## [Given instruction]
Output every line exactly as written. Leave out pictures.

## [Material to process]
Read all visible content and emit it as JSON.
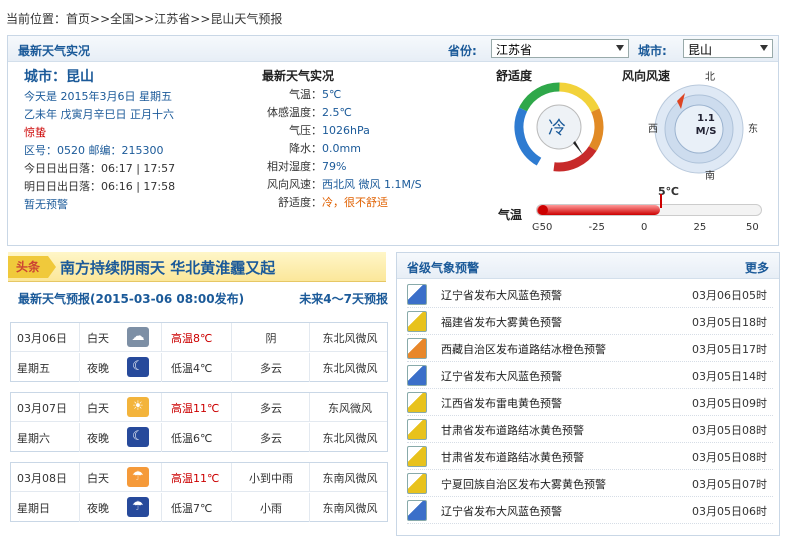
{
  "breadcrumb": {
    "prefix": "当前位置：",
    "home": "首页",
    "sep": ">>",
    "country": "全国",
    "province": "江苏省",
    "current": "昆山天气预报"
  },
  "header": {
    "title": "最新天气实况",
    "province_label": "省份:",
    "province_value": "江苏省",
    "city_label": "城市:",
    "city_value": "昆山"
  },
  "info": {
    "city": "城市：昆山",
    "date": "今天是 2015年3月6日 星期五",
    "lunar": "乙未年 戊寅月辛巳日 正月十六",
    "solar_term": "惊蛰",
    "codes": "区号：0520  邮编：215300",
    "sun_today": "今日日出日落：06:17 | 17:57",
    "sun_tomorrow": "明日日出日落：06:16 | 17:58",
    "warning": "暂无预警"
  },
  "live": {
    "title": "最新天气实况",
    "temp_label": "气温：",
    "temp": "5℃",
    "feel_label": "体感温度：",
    "feel": "2.5℃",
    "pressure_label": "气压：",
    "pressure": "1026hPa",
    "rain_label": "降水：",
    "rain": "0.0mm",
    "humidity_label": "相对湿度：",
    "humidity": "79%",
    "wind_label": "风向风速：",
    "wind": "西北风 微风 1.1M/S",
    "comfort_label": "舒适度：",
    "comfort": "冷，很不舒适"
  },
  "gauges": {
    "comfort_title": "舒适度",
    "comfort_value": "冷",
    "wind_title": "风向风速",
    "wind_value_line1": "1.1",
    "wind_value_line2": "M/S",
    "north": "北",
    "south": "南",
    "east": "东",
    "west": "西",
    "temp_title": "气温",
    "temp_value": "5℃",
    "temp_unit": "C",
    "temp_ticks": [
      "-50",
      "-25",
      "0",
      "25",
      "50"
    ],
    "temp_current": 5
  },
  "headline": {
    "tag": "头条",
    "text": "南方持续阴雨天  华北黄淮霾又起"
  },
  "forecast": {
    "title": "最新天气预报(2015-03-06 08:00发布)",
    "more": "未来4～7天预报",
    "days": [
      {
        "date": "03月06日",
        "week": "星期五",
        "day": {
          "period": "白天",
          "temp": "高温8℃",
          "wx": "阴",
          "wind": "东北风微风",
          "icon": "overcast-icon"
        },
        "night": {
          "period": "夜晚",
          "temp": "低温4℃",
          "wx": "多云",
          "wind": "东北风微风",
          "icon": "moon-cloud-icon"
        }
      },
      {
        "date": "03月07日",
        "week": "星期六",
        "day": {
          "period": "白天",
          "temp": "高温11℃",
          "wx": "多云",
          "wind": "东风微风",
          "icon": "sun-cloud-icon"
        },
        "night": {
          "period": "夜晚",
          "temp": "低温6℃",
          "wx": "多云",
          "wind": "东北风微风",
          "icon": "moon-cloud-icon"
        }
      },
      {
        "date": "03月08日",
        "week": "星期日",
        "day": {
          "period": "白天",
          "temp": "高温11℃",
          "wx": "小到中雨",
          "wind": "东南风微风",
          "icon": "rain-icon"
        },
        "night": {
          "period": "夜晚",
          "temp": "低温7℃",
          "wx": "小雨",
          "wind": "东南风微风",
          "icon": "night-rain-icon"
        }
      }
    ]
  },
  "alerts": {
    "title": "省级气象预警",
    "more": "更多",
    "items": [
      {
        "text": "辽宁省发布大风蓝色预警",
        "date": "03月06日05时",
        "color": "#3b6fc9"
      },
      {
        "text": "福建省发布大雾黄色预警",
        "date": "03月05日18时",
        "color": "#e8c21c"
      },
      {
        "text": "西藏自治区发布道路结冰橙色预警",
        "date": "03月05日17时",
        "color": "#e8872a"
      },
      {
        "text": "辽宁省发布大风蓝色预警",
        "date": "03月05日14时",
        "color": "#3b6fc9"
      },
      {
        "text": "江西省发布雷电黄色预警",
        "date": "03月05日09时",
        "color": "#e8c21c"
      },
      {
        "text": "甘肃省发布道路结冰黄色预警",
        "date": "03月05日08时",
        "color": "#e8c21c"
      },
      {
        "text": "甘肃省发布道路结冰黄色预警",
        "date": "03月05日08时",
        "color": "#e8c21c"
      },
      {
        "text": "宁夏回族自治区发布大雾黄色预警",
        "date": "03月05日07时",
        "color": "#e8c21c"
      },
      {
        "text": "辽宁省发布大风蓝色预警",
        "date": "03月05日06时",
        "color": "#3b6fc9"
      }
    ]
  }
}
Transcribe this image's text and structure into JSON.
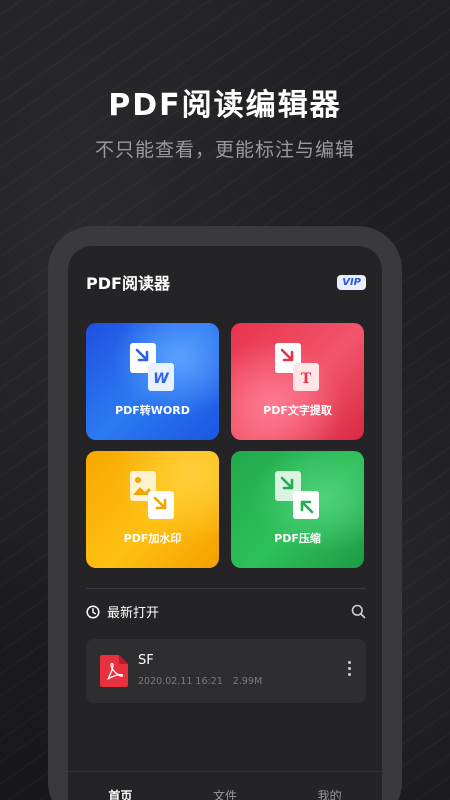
{
  "hero": {
    "title": "PDF阅读编辑器",
    "subtitle": "不只能查看，更能标注与编辑"
  },
  "app": {
    "title": "PDF阅读器",
    "vip_badge": "VIP"
  },
  "tools": [
    {
      "label": "PDF转WORD",
      "icon": "pdf-to-word-icon",
      "color": "#2466ea"
    },
    {
      "label": "PDF文字提取",
      "icon": "text-extract-icon",
      "color": "#ec3f58"
    },
    {
      "label": "PDF加水印",
      "icon": "watermark-icon",
      "color": "#fbb20a"
    },
    {
      "label": "PDF压缩",
      "icon": "compress-icon",
      "color": "#27b352"
    }
  ],
  "recent": {
    "title": "最新打开",
    "files": [
      {
        "name": "SF",
        "date": "2020.02.11 16:21",
        "size": "2.99M"
      }
    ]
  },
  "tabs": [
    {
      "label": "首页",
      "active": true
    },
    {
      "label": "文件",
      "active": false
    },
    {
      "label": "我的",
      "active": false
    }
  ]
}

## [Expected answer]
Read all visible content and emit it as JSON.
{
  "breadcrumb": {
    "prefix": "当前位置：",
    "home": "首页",
    "sep": ">>",
    "country": "全国",
    "province": "江苏省",
    "current": "昆山天气预报"
  },
  "header": {
    "title": "最新天气实况",
    "province_label": "省份:",
    "province_value": "江苏省",
    "city_label": "城市:",
    "city_value": "昆山"
  },
  "info": {
    "city": "城市：昆山",
    "date": "今天是 2015年3月6日 星期五",
    "lunar": "乙未年 戊寅月辛巳日 正月十六",
    "solar_term": "惊蛰",
    "codes": "区号：0520  邮编：215300",
    "sun_today": "今日日出日落：06:17 | 17:57",
    "sun_tomorrow": "明日日出日落：06:16 | 17:58",
    "warning": "暂无预警"
  },
  "live": {
    "title": "最新天气实况",
    "temp_label": "气温：",
    "temp": "5℃",
    "feel_label": "体感温度：",
    "feel": "2.5℃",
    "pressure_label": "气压：",
    "pressure": "1026hPa",
    "rain_label": "降水：",
    "rain": "0.0mm",
    "humidity_label": "相对湿度：",
    "humidity": "79%",
    "wind_label": "风向风速：",
    "wind": "西北风 微风 1.1M/S",
    "comfort_label": "舒适度：",
    "comfort": "冷，很不舒适"
  },
  "gauges": {
    "comfort_title": "舒适度",
    "comfort_value": "冷",
    "wind_title": "风向风速",
    "wind_value_line1": "1.1",
    "wind_value_line2": "M/S",
    "north": "北",
    "south": "南",
    "east": "东",
    "west": "西",
    "temp_title": "气温",
    "temp_value": "5℃",
    "temp_unit": "C",
    "temp_ticks": [
      "-50",
      "-25",
      "0",
      "25",
      "50"
    ],
    "temp_current": 5
  },
  "headline": {
    "tag": "头条",
    "text": "南方持续阴雨天  华北黄淮霾又起"
  },
  "forecast": {
    "title": "最新天气预报(2015-03-06 08:00发布)",
    "more": "未来4～7天预报",
    "days": [
      {
        "date": "03月06日",
        "week": "星期五",
        "day": {
          "period": "白天",
          "temp": "高温8℃",
          "wx": "阴",
          "wind": "东北风微风",
          "icon": "overcast-icon"
        },
        "night": {
          "period": "夜晚",
          "temp": "低温4℃",
          "wx": "多云",
          "wind": "东北风微风",
          "icon": "moon-cloud-icon"
        }
      },
      {
        "date": "03月07日",
        "week": "星期六",
        "day": {
          "period": "白天",
          "temp": "高温11℃",
          "wx": "多云",
          "wind": "东风微风",
          "icon": "sun-cloud-icon"
        },
        "night": {
          "period": "夜晚",
          "temp": "低温6℃",
          "wx": "多云",
          "wind": "东北风微风",
          "icon": "moon-cloud-icon"
        }
      },
      {
        "date": "03月08日",
        "week": "星期日",
        "day": {
          "period": "白天",
          "temp": "高温11℃",
          "wx": "小到中雨",
          "wind": "东南风微风",
          "icon": "rain-icon"
        },
        "night": {
          "period": "夜晚",
          "temp": "低温7℃",
          "wx": "小雨",
          "wind": "东南风微风",
          "icon": "night-rain-icon"
        }
      }
    ]
  },
  "alerts": {
    "title": "省级气象预警",
    "more": "更多",
    "items": [
      {
        "text": "辽宁省发布大风蓝色预警",
        "date": "03月06日05时",
        "color": "#3b6fc9"
      },
      {
        "text": "福建省发布大雾黄色预警",
        "date": "03月05日18时",
        "color": "#e8c21c"
      },
      {
        "text": "西藏自治区发布道路结冰橙色预警",
        "date": "03月05日17时",
        "color": "#e8872a"
      },
      {
        "text": "辽宁省发布大风蓝色预警",
        "date": "03月05日14时",
        "color": "#3b6fc9"
      },
      {
        "text": "江西省发布雷电黄色预警",
        "date": "03月05日09时",
        "color": "#e8c21c"
      },
      {
        "text": "甘肃省发布道路结冰黄色预警",
        "date": "03月05日08时",
        "color": "#e8c21c"
      },
      {
        "text": "甘肃省发布道路结冰黄色预警",
        "date": "03月05日08时",
        "color": "#e8c21c"
      },
      {
        "text": "宁夏回族自治区发布大雾黄色预警",
        "date": "03月05日07时",
        "color": "#e8c21c"
      },
      {
        "text": "辽宁省发布大风蓝色预警",
        "date": "03月05日06时",
        "color": "#3b6fc9"
      }
    ]
  }
}
Transcribe this image's text and structure into JSON.
{
  "hero": {
    "title": "PDF阅读编辑器",
    "subtitle": "不只能查看，更能标注与编辑"
  },
  "app": {
    "title": "PDF阅读器",
    "vip_badge": "VIP"
  },
  "tools": [
    {
      "label": "PDF转WORD",
      "icon": "pdf-to-word-icon",
      "color": "#2466ea"
    },
    {
      "label": "PDF文字提取",
      "icon": "text-extract-icon",
      "color": "#ec3f58"
    },
    {
      "label": "PDF加水印",
      "icon": "watermark-icon",
      "color": "#fbb20a"
    },
    {
      "label": "PDF压缩",
      "icon": "compress-icon",
      "color": "#27b352"
    }
  ],
  "recent": {
    "title": "最新打开",
    "files": [
      {
        "name": "SF",
        "date": "2020.02.11 16:21",
        "size": "2.99M"
      }
    ]
  },
  "tabs": [
    {
      "label": "首页",
      "active": true
    },
    {
      "label": "文件",
      "active": false
    },
    {
      "label": "我的",
      "active": false
    }
  ]
}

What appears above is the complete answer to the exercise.